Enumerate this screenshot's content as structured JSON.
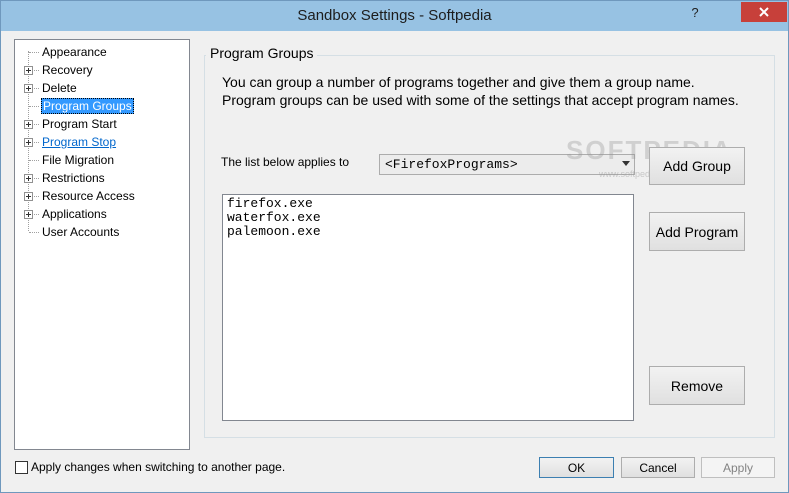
{
  "window": {
    "title": "Sandbox Settings - Softpedia",
    "help_glyph": "?",
    "close_glyph": "x"
  },
  "tree": {
    "items": [
      {
        "label": "Appearance",
        "expandable": false,
        "state": "normal"
      },
      {
        "label": "Recovery",
        "expandable": true,
        "state": "normal"
      },
      {
        "label": "Delete",
        "expandable": true,
        "state": "normal"
      },
      {
        "label": "Program Groups",
        "expandable": false,
        "state": "selected"
      },
      {
        "label": "Program Start",
        "expandable": true,
        "state": "normal"
      },
      {
        "label": "Program Stop",
        "expandable": true,
        "state": "link"
      },
      {
        "label": "File Migration",
        "expandable": false,
        "state": "normal"
      },
      {
        "label": "Restrictions",
        "expandable": true,
        "state": "normal"
      },
      {
        "label": "Resource Access",
        "expandable": true,
        "state": "normal"
      },
      {
        "label": "Applications",
        "expandable": true,
        "state": "normal"
      },
      {
        "label": "User Accounts",
        "expandable": false,
        "state": "normal"
      }
    ]
  },
  "main": {
    "group_caption": "Program Groups",
    "description": "You can group a number of programs together and give them a group name.  Program groups can be used with some of the settings that accept program names.",
    "applies_label": "The list below applies to",
    "group_select": "<FirefoxPrograms>",
    "programs": [
      "firefox.exe",
      "waterfox.exe",
      "palemoon.exe"
    ],
    "add_group_label": "Add Group",
    "add_program_label": "Add Program",
    "remove_label": "Remove"
  },
  "watermark": {
    "text": "SOFTPEDIA",
    "sub": "www.softpedia.com"
  },
  "footer": {
    "checkbox_label": "Apply changes when switching to another page.",
    "checkbox_checked": false,
    "ok_label": "OK",
    "cancel_label": "Cancel",
    "apply_label": "Apply"
  },
  "colors": {
    "titlebar": "#97c2e3",
    "selection": "#3399ff",
    "link": "#0066cc",
    "close": "#c7403a"
  }
}
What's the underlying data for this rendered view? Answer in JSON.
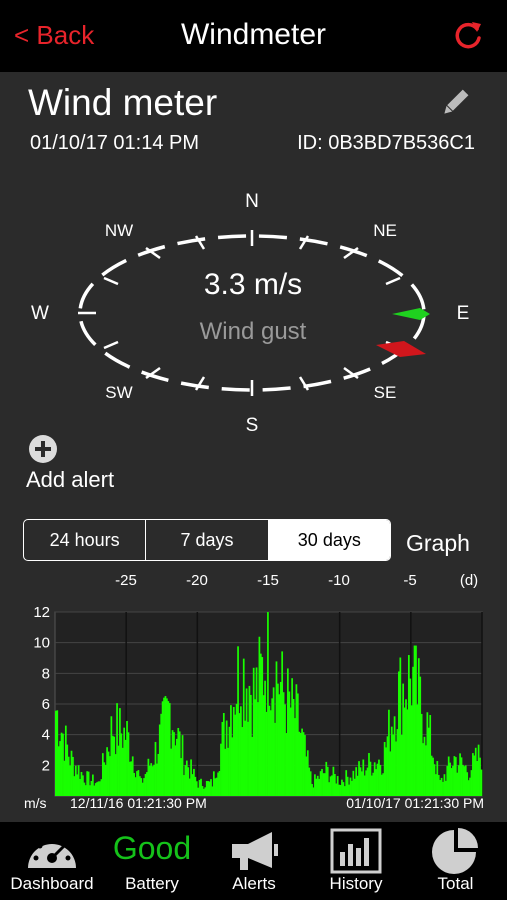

→ **Set problem**
Go through the entries above and print each one exactly, minus the pictures.

→ **Solved problem**
Enumerate this screenshot's content as structured JSON.
{
  "window": {
    "title": "Sandbox Settings - Softpedia",
    "help_glyph": "?",
    "close_glyph": "x"
  },
  "tree": {
    "items": [
      {
        "label": "Appearance",
        "expandable": false,
        "state": "normal"
      },
      {
        "label": "Recovery",
        "expandable": true,
        "state": "normal"
      },
      {
        "label": "Delete",
        "expandable": true,
        "state": "normal"
      },
      {
        "label": "Program Groups",
        "expandable": false,
        "state": "selected"
      },
      {
        "label": "Program Start",
        "expandable": true,
        "state": "normal"
      },
      {
        "label": "Program Stop",
        "expandable": true,
        "state": "link"
      },
      {
        "label": "File Migration",
        "expandable": false,
        "state": "normal"
      },
      {
        "label": "Restrictions",
        "expandable": true,
        "state": "normal"
      },
      {
        "label": "Resource Access",
        "expandable": true,
        "state": "normal"
      },
      {
        "label": "Applications",
        "expandable": true,
        "state": "normal"
      },
      {
        "label": "User Accounts",
        "expandable": false,
        "state": "normal"
      }
    ]
  },
  "main": {
    "group_caption": "Program Groups",
    "description": "You can group a number of programs together and give them a group name.  Program groups can be used with some of the settings that accept program names.",
    "applies_label": "The list below applies to",
    "group_select": "<FirefoxPrograms>",
    "programs": [
      "firefox.exe",
      "waterfox.exe",
      "palemoon.exe"
    ],
    "add_group_label": "Add Group",
    "add_program_label": "Add Program",
    "remove_label": "Remove"
  },
  "watermark": {
    "text": "SOFTPEDIA",
    "sub": "www.softpedia.com"
  },
  "footer": {
    "checkbox_label": "Apply changes when switching to another page.",
    "checkbox_checked": false,
    "ok_label": "OK",
    "cancel_label": "Cancel",
    "apply_label": "Apply"
  },
  "colors": {
    "titlebar": "#97c2e3",
    "selection": "#3399ff",
    "link": "#0066cc",
    "close": "#c7403a"
  }
}
What's the underlying data for this rendered view? Answer in JSON.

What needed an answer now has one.